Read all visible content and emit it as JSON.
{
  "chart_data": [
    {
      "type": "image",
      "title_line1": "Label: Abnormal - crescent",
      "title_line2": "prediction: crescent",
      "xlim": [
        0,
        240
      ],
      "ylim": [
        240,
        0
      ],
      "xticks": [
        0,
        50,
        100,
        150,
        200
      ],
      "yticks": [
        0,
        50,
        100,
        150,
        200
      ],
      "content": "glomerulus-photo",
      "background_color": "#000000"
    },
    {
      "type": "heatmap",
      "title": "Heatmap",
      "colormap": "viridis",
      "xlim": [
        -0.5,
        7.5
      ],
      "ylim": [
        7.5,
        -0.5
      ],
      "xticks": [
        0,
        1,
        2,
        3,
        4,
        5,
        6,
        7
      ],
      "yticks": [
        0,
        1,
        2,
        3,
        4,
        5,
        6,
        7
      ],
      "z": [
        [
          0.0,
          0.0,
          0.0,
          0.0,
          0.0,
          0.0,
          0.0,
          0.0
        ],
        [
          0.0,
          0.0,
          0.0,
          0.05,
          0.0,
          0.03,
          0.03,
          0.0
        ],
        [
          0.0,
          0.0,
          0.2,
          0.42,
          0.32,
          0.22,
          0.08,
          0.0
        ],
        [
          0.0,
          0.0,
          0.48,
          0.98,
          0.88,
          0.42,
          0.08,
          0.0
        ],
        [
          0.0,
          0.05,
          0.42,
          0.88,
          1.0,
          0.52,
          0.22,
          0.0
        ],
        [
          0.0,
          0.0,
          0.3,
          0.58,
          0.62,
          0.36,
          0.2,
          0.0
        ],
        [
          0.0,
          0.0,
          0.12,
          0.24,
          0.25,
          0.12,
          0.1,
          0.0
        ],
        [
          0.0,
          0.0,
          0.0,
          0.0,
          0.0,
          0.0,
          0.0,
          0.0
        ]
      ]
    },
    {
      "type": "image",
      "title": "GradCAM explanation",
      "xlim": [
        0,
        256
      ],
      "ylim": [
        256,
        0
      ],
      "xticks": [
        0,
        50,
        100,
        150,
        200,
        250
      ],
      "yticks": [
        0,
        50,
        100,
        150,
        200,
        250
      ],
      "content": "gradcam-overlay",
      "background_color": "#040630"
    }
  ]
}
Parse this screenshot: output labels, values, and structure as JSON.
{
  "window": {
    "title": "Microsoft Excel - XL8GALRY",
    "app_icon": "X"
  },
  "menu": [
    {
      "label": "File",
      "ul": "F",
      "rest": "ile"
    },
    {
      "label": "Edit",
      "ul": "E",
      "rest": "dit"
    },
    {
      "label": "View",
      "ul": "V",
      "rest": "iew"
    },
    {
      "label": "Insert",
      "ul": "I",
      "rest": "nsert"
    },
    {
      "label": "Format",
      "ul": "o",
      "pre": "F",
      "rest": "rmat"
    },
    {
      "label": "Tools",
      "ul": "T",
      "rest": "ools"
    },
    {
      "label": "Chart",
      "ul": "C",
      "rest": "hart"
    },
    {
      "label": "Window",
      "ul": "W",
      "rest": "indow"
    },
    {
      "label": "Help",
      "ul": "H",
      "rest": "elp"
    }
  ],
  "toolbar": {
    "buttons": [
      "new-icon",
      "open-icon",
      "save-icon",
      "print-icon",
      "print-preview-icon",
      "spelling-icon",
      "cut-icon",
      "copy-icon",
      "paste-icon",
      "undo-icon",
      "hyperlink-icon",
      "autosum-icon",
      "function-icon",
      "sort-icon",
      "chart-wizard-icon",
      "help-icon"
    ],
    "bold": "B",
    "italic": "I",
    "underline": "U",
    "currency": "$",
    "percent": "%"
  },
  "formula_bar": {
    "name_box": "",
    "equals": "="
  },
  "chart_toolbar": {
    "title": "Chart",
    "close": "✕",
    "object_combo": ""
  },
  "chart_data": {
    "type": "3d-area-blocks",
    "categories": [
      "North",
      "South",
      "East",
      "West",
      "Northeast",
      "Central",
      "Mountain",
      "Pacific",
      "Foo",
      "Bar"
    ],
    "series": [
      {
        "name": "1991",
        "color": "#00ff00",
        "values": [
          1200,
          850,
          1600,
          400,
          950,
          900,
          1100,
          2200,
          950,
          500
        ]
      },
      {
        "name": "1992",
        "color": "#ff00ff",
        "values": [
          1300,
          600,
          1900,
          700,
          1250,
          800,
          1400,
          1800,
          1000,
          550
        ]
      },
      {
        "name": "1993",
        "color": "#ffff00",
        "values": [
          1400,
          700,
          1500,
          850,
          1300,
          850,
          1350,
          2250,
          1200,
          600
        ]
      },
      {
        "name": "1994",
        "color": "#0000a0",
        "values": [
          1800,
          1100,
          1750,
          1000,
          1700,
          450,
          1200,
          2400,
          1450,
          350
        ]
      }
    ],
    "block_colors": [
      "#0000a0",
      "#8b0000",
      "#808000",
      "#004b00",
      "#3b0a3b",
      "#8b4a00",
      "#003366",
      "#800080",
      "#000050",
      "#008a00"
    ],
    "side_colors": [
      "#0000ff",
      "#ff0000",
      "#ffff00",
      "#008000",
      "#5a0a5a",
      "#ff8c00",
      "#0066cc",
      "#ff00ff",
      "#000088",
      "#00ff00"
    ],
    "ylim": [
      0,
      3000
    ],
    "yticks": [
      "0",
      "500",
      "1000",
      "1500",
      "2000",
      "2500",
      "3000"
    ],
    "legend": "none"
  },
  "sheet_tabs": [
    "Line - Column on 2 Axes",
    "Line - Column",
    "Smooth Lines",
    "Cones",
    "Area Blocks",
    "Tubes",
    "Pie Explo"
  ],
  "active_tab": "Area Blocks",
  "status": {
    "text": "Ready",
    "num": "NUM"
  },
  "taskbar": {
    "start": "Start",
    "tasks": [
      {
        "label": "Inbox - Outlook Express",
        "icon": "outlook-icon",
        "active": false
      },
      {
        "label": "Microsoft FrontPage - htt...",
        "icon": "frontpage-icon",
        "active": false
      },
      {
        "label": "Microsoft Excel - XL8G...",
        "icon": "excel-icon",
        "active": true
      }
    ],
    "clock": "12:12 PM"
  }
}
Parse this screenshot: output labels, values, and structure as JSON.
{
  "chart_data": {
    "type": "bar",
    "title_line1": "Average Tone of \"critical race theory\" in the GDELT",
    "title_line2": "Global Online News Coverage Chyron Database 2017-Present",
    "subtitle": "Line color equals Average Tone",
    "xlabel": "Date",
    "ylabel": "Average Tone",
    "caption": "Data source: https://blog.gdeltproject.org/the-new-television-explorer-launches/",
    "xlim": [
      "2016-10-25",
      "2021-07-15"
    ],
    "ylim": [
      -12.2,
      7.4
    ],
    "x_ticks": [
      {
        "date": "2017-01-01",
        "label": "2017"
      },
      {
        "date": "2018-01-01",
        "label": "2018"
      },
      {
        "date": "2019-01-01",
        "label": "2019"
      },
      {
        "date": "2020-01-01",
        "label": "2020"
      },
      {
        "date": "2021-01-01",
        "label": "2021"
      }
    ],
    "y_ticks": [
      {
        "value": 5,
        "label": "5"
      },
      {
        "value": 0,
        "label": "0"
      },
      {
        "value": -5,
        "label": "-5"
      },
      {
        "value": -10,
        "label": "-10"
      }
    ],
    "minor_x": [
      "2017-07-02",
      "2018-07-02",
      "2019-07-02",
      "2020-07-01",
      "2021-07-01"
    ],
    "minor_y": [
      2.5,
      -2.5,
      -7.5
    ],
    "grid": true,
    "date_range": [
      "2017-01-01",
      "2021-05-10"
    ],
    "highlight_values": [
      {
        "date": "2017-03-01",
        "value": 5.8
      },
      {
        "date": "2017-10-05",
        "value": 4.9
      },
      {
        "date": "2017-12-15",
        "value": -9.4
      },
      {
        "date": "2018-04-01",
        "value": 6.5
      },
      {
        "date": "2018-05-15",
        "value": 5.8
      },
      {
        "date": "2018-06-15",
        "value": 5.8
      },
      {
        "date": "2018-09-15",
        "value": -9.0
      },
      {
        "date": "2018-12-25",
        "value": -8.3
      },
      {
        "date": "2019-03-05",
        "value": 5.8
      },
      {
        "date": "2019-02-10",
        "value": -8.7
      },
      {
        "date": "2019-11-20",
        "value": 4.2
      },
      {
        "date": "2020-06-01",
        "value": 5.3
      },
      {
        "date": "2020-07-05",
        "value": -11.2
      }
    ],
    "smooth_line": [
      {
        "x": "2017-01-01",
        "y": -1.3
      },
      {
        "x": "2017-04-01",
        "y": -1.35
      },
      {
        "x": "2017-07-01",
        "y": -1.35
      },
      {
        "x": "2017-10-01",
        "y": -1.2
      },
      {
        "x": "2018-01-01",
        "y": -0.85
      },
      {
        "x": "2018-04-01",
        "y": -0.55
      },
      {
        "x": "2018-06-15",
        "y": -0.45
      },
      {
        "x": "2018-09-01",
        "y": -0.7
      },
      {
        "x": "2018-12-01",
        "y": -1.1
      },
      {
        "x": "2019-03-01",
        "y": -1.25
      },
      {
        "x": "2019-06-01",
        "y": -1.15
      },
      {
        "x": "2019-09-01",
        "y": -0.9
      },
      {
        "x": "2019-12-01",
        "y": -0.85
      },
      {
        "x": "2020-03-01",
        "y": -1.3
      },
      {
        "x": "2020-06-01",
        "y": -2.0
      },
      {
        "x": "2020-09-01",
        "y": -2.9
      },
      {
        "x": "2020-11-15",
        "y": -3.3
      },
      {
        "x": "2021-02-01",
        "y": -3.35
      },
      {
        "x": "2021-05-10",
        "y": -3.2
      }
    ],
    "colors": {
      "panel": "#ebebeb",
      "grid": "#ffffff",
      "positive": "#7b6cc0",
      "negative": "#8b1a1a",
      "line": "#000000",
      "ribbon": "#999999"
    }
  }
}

• _Objective_
Show the lines of the records that contain the word "Microsoft".

• _Answer to this problem_
    "title": "Microsoft Excel - XL8GALRY",
        "label": "Microsoft FrontPage - htt...",
        "label": "Microsoft Excel - XL8G...",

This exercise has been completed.